» Required task: Output every entry exactly as written, skipping any pictures.

» Provided entries:
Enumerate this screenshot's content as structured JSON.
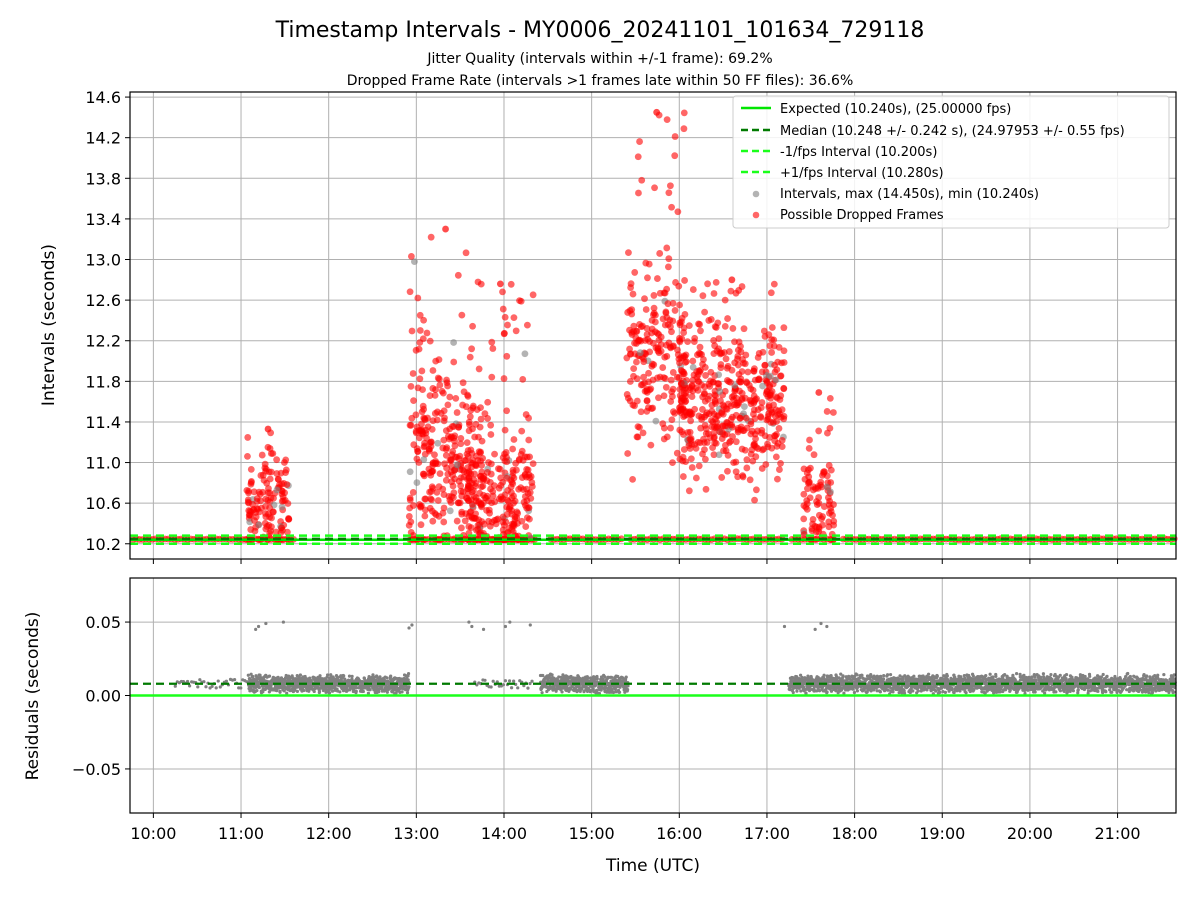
{
  "title": "Timestamp Intervals - MY0006_20241101_101634_729118",
  "subtitle_1": "Jitter Quality (intervals within +/-1 frame): 69.2%",
  "subtitle_2": "Dropped Frame Rate (intervals >1 frames late within 50 FF files): 36.6%",
  "colors": {
    "expected": "#00e600",
    "median": "#007a00",
    "interval_band": "#1aff1a",
    "intervals": "#808080",
    "dropped": "#ff0000",
    "grid": "#b0b0b0"
  },
  "chart_data": [
    {
      "id": "intervals",
      "type": "scatter",
      "ylabel": "Intervals (seconds)",
      "xlim": [
        "09:44",
        "21:40"
      ],
      "ylim": [
        10.05,
        14.65
      ],
      "yticks": [
        10.2,
        10.6,
        11.0,
        11.4,
        11.8,
        12.2,
        12.6,
        13.0,
        13.4,
        13.8,
        14.2,
        14.6
      ],
      "ytick_labels": [
        "10.2",
        "10.6",
        "11.0",
        "11.4",
        "11.8",
        "12.2",
        "12.6",
        "13.0",
        "13.4",
        "13.8",
        "14.2",
        "14.6"
      ],
      "grid": true,
      "legend_position": "top-right",
      "lines": [
        {
          "name": "Expected (10.240s), (25.00000 fps)",
          "y": 10.24,
          "style": "solid",
          "color": "#00e600"
        },
        {
          "name": "Median (10.248 +/- 0.242 s), (24.97953 +/- 0.55 fps)",
          "y": 10.248,
          "style": "dashed",
          "color": "#007a00"
        },
        {
          "name": "-1/fps Interval (10.200s)",
          "y": 10.2,
          "style": "dashed",
          "color": "#1aff1a"
        },
        {
          "name": "+1/fps Interval (10.280s)",
          "y": 10.28,
          "style": "dashed",
          "color": "#1aff1a"
        }
      ],
      "scatter_series": [
        {
          "name": "Intervals, max (14.450s), min (10.240s)",
          "color": "#808080",
          "max": 14.45,
          "min": 10.24
        },
        {
          "name": "Possible Dropped Frames",
          "color": "#ff0000"
        }
      ],
      "baseline_gaps": [
        [
          "11:37",
          "12:56"
        ],
        [
          "14:23",
          "14:30"
        ],
        [
          "15:22",
          "15:27"
        ],
        [
          "17:12",
          "17:17"
        ],
        [
          "17:47",
          "17:52"
        ]
      ],
      "clusters": [
        {
          "start": "11:04",
          "end": "11:33",
          "base": 10.55,
          "spread": 0.45,
          "peak": 11.33,
          "n": 140
        },
        {
          "start": "12:55",
          "end": "13:45",
          "base": 10.95,
          "spread": 0.9,
          "peak": 13.3,
          "n": 320
        },
        {
          "start": "13:35",
          "end": "14:20",
          "base": 10.6,
          "spread": 0.65,
          "peak": 12.76,
          "n": 280
        },
        {
          "start": "15:24",
          "end": "16:05",
          "base": 12.0,
          "spread": 0.9,
          "peak": 14.45,
          "n": 220
        },
        {
          "start": "16:00",
          "end": "17:12",
          "base": 11.55,
          "spread": 0.7,
          "peak": 12.8,
          "n": 480
        },
        {
          "start": "17:25",
          "end": "17:46",
          "base": 10.6,
          "spread": 0.5,
          "peak": 11.69,
          "n": 90
        }
      ]
    },
    {
      "id": "residuals",
      "type": "scatter",
      "xlabel": "Time (UTC)",
      "ylabel": "Residuals (seconds)",
      "xlim": [
        "09:44",
        "21:40"
      ],
      "ylim": [
        -0.08,
        0.08
      ],
      "yticks": [
        -0.05,
        0.0,
        0.05
      ],
      "ytick_labels": [
        "−0.05",
        "0.00",
        "0.05"
      ],
      "xticks": [
        "10:00",
        "11:00",
        "12:00",
        "13:00",
        "14:00",
        "15:00",
        "16:00",
        "17:00",
        "18:00",
        "19:00",
        "20:00",
        "21:00"
      ],
      "expected_residual": 0.0,
      "median_residual": 0.008,
      "grid": true,
      "dense_ranges": [
        [
          "11:05",
          "12:55"
        ],
        [
          "14:25",
          "15:25"
        ],
        [
          "17:15",
          "21:40"
        ]
      ],
      "sparse_ranges": [
        [
          "10:15",
          "11:05"
        ],
        [
          "13:40",
          "14:20"
        ]
      ],
      "outliers": [
        {
          "x": "11:10",
          "y": 0.045
        },
        {
          "x": "11:12",
          "y": 0.047
        },
        {
          "x": "11:17",
          "y": 0.049
        },
        {
          "x": "11:29",
          "y": 0.05
        },
        {
          "x": "12:55",
          "y": 0.046
        },
        {
          "x": "12:57",
          "y": 0.048
        },
        {
          "x": "13:36",
          "y": 0.05
        },
        {
          "x": "13:38",
          "y": 0.047
        },
        {
          "x": "13:46",
          "y": 0.045
        },
        {
          "x": "14:01",
          "y": 0.047
        },
        {
          "x": "14:04",
          "y": 0.05
        },
        {
          "x": "14:18",
          "y": 0.048
        },
        {
          "x": "17:12",
          "y": 0.047
        },
        {
          "x": "17:33",
          "y": 0.045
        },
        {
          "x": "17:37",
          "y": 0.049
        },
        {
          "x": "17:41",
          "y": 0.047
        }
      ]
    }
  ]
}
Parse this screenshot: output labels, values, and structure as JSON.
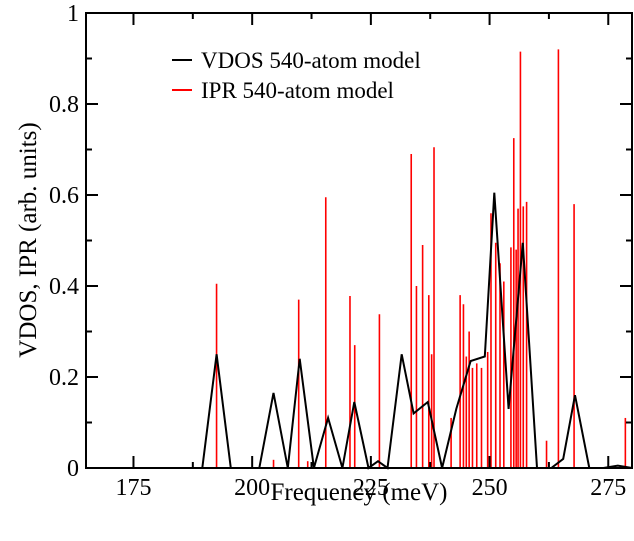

» Result of the task:
Enumerate this screenshot's content as structured JSON.
{
  "title": "Timestamp Intervals - MY0006_20241101_101634_729118",
  "subtitle_1": "Jitter Quality (intervals within +/-1 frame): 69.2%",
  "subtitle_2": "Dropped Frame Rate (intervals >1 frames late within 50 FF files): 36.6%",
  "colors": {
    "expected": "#00e600",
    "median": "#007a00",
    "interval_band": "#1aff1a",
    "intervals": "#808080",
    "dropped": "#ff0000",
    "grid": "#b0b0b0"
  },
  "chart_data": [
    {
      "id": "intervals",
      "type": "scatter",
      "ylabel": "Intervals (seconds)",
      "xlim": [
        "09:44",
        "21:40"
      ],
      "ylim": [
        10.05,
        14.65
      ],
      "yticks": [
        10.2,
        10.6,
        11.0,
        11.4,
        11.8,
        12.2,
        12.6,
        13.0,
        13.4,
        13.8,
        14.2,
        14.6
      ],
      "ytick_labels": [
        "10.2",
        "10.6",
        "11.0",
        "11.4",
        "11.8",
        "12.2",
        "12.6",
        "13.0",
        "13.4",
        "13.8",
        "14.2",
        "14.6"
      ],
      "grid": true,
      "legend_position": "top-right",
      "lines": [
        {
          "name": "Expected (10.240s), (25.00000 fps)",
          "y": 10.24,
          "style": "solid",
          "color": "#00e600"
        },
        {
          "name": "Median (10.248 +/- 0.242 s), (24.97953 +/- 0.55 fps)",
          "y": 10.248,
          "style": "dashed",
          "color": "#007a00"
        },
        {
          "name": "-1/fps Interval (10.200s)",
          "y": 10.2,
          "style": "dashed",
          "color": "#1aff1a"
        },
        {
          "name": "+1/fps Interval (10.280s)",
          "y": 10.28,
          "style": "dashed",
          "color": "#1aff1a"
        }
      ],
      "scatter_series": [
        {
          "name": "Intervals, max (14.450s), min (10.240s)",
          "color": "#808080",
          "max": 14.45,
          "min": 10.24
        },
        {
          "name": "Possible Dropped Frames",
          "color": "#ff0000"
        }
      ],
      "baseline_gaps": [
        [
          "11:37",
          "12:56"
        ],
        [
          "14:23",
          "14:30"
        ],
        [
          "15:22",
          "15:27"
        ],
        [
          "17:12",
          "17:17"
        ],
        [
          "17:47",
          "17:52"
        ]
      ],
      "clusters": [
        {
          "start": "11:04",
          "end": "11:33",
          "base": 10.55,
          "spread": 0.45,
          "peak": 11.33,
          "n": 140
        },
        {
          "start": "12:55",
          "end": "13:45",
          "base": 10.95,
          "spread": 0.9,
          "peak": 13.3,
          "n": 320
        },
        {
          "start": "13:35",
          "end": "14:20",
          "base": 10.6,
          "spread": 0.65,
          "peak": 12.76,
          "n": 280
        },
        {
          "start": "15:24",
          "end": "16:05",
          "base": 12.0,
          "spread": 0.9,
          "peak": 14.45,
          "n": 220
        },
        {
          "start": "16:00",
          "end": "17:12",
          "base": 11.55,
          "spread": 0.7,
          "peak": 12.8,
          "n": 480
        },
        {
          "start": "17:25",
          "end": "17:46",
          "base": 10.6,
          "spread": 0.5,
          "peak": 11.69,
          "n": 90
        }
      ]
    },
    {
      "id": "residuals",
      "type": "scatter",
      "xlabel": "Time (UTC)",
      "ylabel": "Residuals (seconds)",
      "xlim": [
        "09:44",
        "21:40"
      ],
      "ylim": [
        -0.08,
        0.08
      ],
      "yticks": [
        -0.05,
        0.0,
        0.05
      ],
      "ytick_labels": [
        "−0.05",
        "0.00",
        "0.05"
      ],
      "xticks": [
        "10:00",
        "11:00",
        "12:00",
        "13:00",
        "14:00",
        "15:00",
        "16:00",
        "17:00",
        "18:00",
        "19:00",
        "20:00",
        "21:00"
      ],
      "expected_residual": 0.0,
      "median_residual": 0.008,
      "grid": true,
      "dense_ranges": [
        [
          "11:05",
          "12:55"
        ],
        [
          "14:25",
          "15:25"
        ],
        [
          "17:15",
          "21:40"
        ]
      ],
      "sparse_ranges": [
        [
          "10:15",
          "11:05"
        ],
        [
          "13:40",
          "14:20"
        ]
      ],
      "outliers": [
        {
          "x": "11:10",
          "y": 0.045
        },
        {
          "x": "11:12",
          "y": 0.047
        },
        {
          "x": "11:17",
          "y": 0.049
        },
        {
          "x": "11:29",
          "y": 0.05
        },
        {
          "x": "12:55",
          "y": 0.046
        },
        {
          "x": "12:57",
          "y": 0.048
        },
        {
          "x": "13:36",
          "y": 0.05
        },
        {
          "x": "13:38",
          "y": 0.047
        },
        {
          "x": "13:46",
          "y": 0.045
        },
        {
          "x": "14:01",
          "y": 0.047
        },
        {
          "x": "14:04",
          "y": 0.05
        },
        {
          "x": "14:18",
          "y": 0.048
        },
        {
          "x": "17:12",
          "y": 0.047
        },
        {
          "x": "17:33",
          "y": 0.045
        },
        {
          "x": "17:37",
          "y": 0.049
        },
        {
          "x": "17:41",
          "y": 0.047
        }
      ]
    }
  ]
}
Parse this screenshot: output labels, values, and structure as JSON.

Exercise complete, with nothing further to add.